= Set problem =
Reproduce the entire listing word for word.

= Records supplied =
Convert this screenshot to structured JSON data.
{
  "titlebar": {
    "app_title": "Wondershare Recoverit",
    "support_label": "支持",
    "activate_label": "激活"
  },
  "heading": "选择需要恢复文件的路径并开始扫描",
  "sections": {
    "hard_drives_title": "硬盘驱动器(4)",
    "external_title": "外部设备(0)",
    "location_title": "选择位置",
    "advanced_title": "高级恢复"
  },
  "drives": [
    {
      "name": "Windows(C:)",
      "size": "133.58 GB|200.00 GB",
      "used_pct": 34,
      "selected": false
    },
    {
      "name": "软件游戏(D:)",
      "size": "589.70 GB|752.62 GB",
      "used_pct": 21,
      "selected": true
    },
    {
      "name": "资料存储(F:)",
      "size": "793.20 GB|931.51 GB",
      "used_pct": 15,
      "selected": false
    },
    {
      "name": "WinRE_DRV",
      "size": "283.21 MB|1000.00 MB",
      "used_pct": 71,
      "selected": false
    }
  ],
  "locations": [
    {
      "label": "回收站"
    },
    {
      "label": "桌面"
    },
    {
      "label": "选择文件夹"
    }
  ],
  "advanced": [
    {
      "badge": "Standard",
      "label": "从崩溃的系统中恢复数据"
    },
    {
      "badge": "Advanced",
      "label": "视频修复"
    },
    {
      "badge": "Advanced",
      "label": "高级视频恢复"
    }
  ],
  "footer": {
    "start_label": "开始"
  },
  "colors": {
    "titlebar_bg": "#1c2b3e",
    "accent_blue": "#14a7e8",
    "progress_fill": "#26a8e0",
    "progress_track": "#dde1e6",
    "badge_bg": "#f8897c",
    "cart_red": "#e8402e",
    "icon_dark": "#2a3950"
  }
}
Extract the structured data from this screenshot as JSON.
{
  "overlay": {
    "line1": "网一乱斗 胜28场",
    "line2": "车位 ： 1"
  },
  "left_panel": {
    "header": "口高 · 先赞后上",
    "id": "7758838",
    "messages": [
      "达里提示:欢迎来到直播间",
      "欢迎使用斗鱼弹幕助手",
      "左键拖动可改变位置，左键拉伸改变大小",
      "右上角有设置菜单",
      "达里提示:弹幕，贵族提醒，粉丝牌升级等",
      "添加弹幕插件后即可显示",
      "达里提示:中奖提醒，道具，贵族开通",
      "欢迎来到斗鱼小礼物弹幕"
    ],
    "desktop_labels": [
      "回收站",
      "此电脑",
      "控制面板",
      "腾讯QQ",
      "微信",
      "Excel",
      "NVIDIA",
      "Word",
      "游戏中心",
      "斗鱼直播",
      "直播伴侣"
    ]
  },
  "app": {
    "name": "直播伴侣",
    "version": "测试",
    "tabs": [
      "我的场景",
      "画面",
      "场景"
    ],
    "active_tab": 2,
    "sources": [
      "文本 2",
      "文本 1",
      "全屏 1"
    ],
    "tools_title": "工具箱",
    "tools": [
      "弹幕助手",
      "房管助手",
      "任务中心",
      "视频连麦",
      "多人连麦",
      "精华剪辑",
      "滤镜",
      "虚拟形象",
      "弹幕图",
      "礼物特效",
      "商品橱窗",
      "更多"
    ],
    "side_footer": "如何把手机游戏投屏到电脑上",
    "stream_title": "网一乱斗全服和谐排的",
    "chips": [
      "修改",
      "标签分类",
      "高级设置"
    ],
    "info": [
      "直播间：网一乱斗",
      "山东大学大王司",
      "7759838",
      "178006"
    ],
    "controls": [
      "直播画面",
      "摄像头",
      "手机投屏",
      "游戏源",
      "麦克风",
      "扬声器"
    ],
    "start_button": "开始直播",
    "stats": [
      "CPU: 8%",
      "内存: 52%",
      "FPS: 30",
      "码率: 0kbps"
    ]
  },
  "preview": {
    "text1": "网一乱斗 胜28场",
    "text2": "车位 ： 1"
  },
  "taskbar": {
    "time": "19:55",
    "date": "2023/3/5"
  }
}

= Output =
Convert this screenshot to structured JSON data.
{
  "titlebar": {
    "app_title": "Wondershare Recoverit",
    "support_label": "支持",
    "activate_label": "激活"
  },
  "heading": "选择需要恢复文件的路径并开始扫描",
  "sections": {
    "hard_drives_title": "硬盘驱动器(4)",
    "external_title": "外部设备(0)",
    "location_title": "选择位置",
    "advanced_title": "高级恢复"
  },
  "drives": [
    {
      "name": "Windows(C:)",
      "size": "133.58 GB|200.00 GB",
      "used_pct": 34,
      "selected": false
    },
    {
      "name": "软件游戏(D:)",
      "size": "589.70 GB|752.62 GB",
      "used_pct": 21,
      "selected": true
    },
    {
      "name": "资料存储(F:)",
      "size": "793.20 GB|931.51 GB",
      "used_pct": 15,
      "selected": false
    },
    {
      "name": "WinRE_DRV",
      "size": "283.21 MB|1000.00 MB",
      "used_pct": 71,
      "selected": false
    }
  ],
  "locations": [
    {
      "label": "回收站"
    },
    {
      "label": "桌面"
    },
    {
      "label": "选择文件夹"
    }
  ],
  "advanced": [
    {
      "badge": "Standard",
      "label": "从崩溃的系统中恢复数据"
    },
    {
      "badge": "Advanced",
      "label": "视频修复"
    },
    {
      "badge": "Advanced",
      "label": "高级视频恢复"
    }
  ],
  "footer": {
    "start_label": "开始"
  },
  "colors": {
    "titlebar_bg": "#1c2b3e",
    "accent_blue": "#14a7e8",
    "progress_fill": "#26a8e0",
    "progress_track": "#dde1e6",
    "badge_bg": "#f8897c",
    "cart_red": "#e8402e",
    "icon_dark": "#2a3950"
  }
}
Extract the structured data from this screenshot as JSON.
{
  "overlay": {
    "line1": "网一乱斗 胜28场",
    "line2": "车位 ： 1"
  },
  "left_panel": {
    "header": "口高 · 先赞后上",
    "id": "7758838",
    "messages": [
      "达里提示:欢迎来到直播间",
      "欢迎使用斗鱼弹幕助手",
      "左键拖动可改变位置，左键拉伸改变大小",
      "右上角有设置菜单",
      "达里提示:弹幕，贵族提醒，粉丝牌升级等",
      "添加弹幕插件后即可显示",
      "达里提示:中奖提醒，道具，贵族开通",
      "欢迎来到斗鱼小礼物弹幕"
    ],
    "desktop_labels": [
      "回收站",
      "此电脑",
      "控制面板",
      "腾讯QQ",
      "微信",
      "Excel",
      "NVIDIA",
      "Word",
      "游戏中心",
      "斗鱼直播",
      "直播伴侣"
    ]
  },
  "app": {
    "name": "直播伴侣",
    "version": "测试",
    "tabs": [
      "我的场景",
      "画面",
      "场景"
    ],
    "active_tab": 2,
    "sources": [
      "文本 2",
      "文本 1",
      "全屏 1"
    ],
    "tools_title": "工具箱",
    "tools": [
      "弹幕助手",
      "房管助手",
      "任务中心",
      "视频连麦",
      "多人连麦",
      "精华剪辑",
      "滤镜",
      "虚拟形象",
      "弹幕图",
      "礼物特效",
      "商品橱窗",
      "更多"
    ],
    "side_footer": "如何把手机游戏投屏到电脑上",
    "stream_title": "网一乱斗全服和谐排的",
    "chips": [
      "修改",
      "标签分类",
      "高级设置"
    ],
    "info": [
      "直播间：网一乱斗",
      "山东大学大王司",
      "7759838",
      "178006"
    ],
    "controls": [
      "直播画面",
      "摄像头",
      "手机投屏",
      "游戏源",
      "麦克风",
      "扬声器"
    ],
    "start_button": "开始直播",
    "stats": [
      "CPU: 8%",
      "内存: 52%",
      "FPS: 30",
      "码率: 0kbps"
    ]
  },
  "preview": {
    "text1": "网一乱斗 胜28场",
    "text2": "车位 ： 1"
  },
  "taskbar": {
    "time": "19:55",
    "date": "2023/3/5"
  }
}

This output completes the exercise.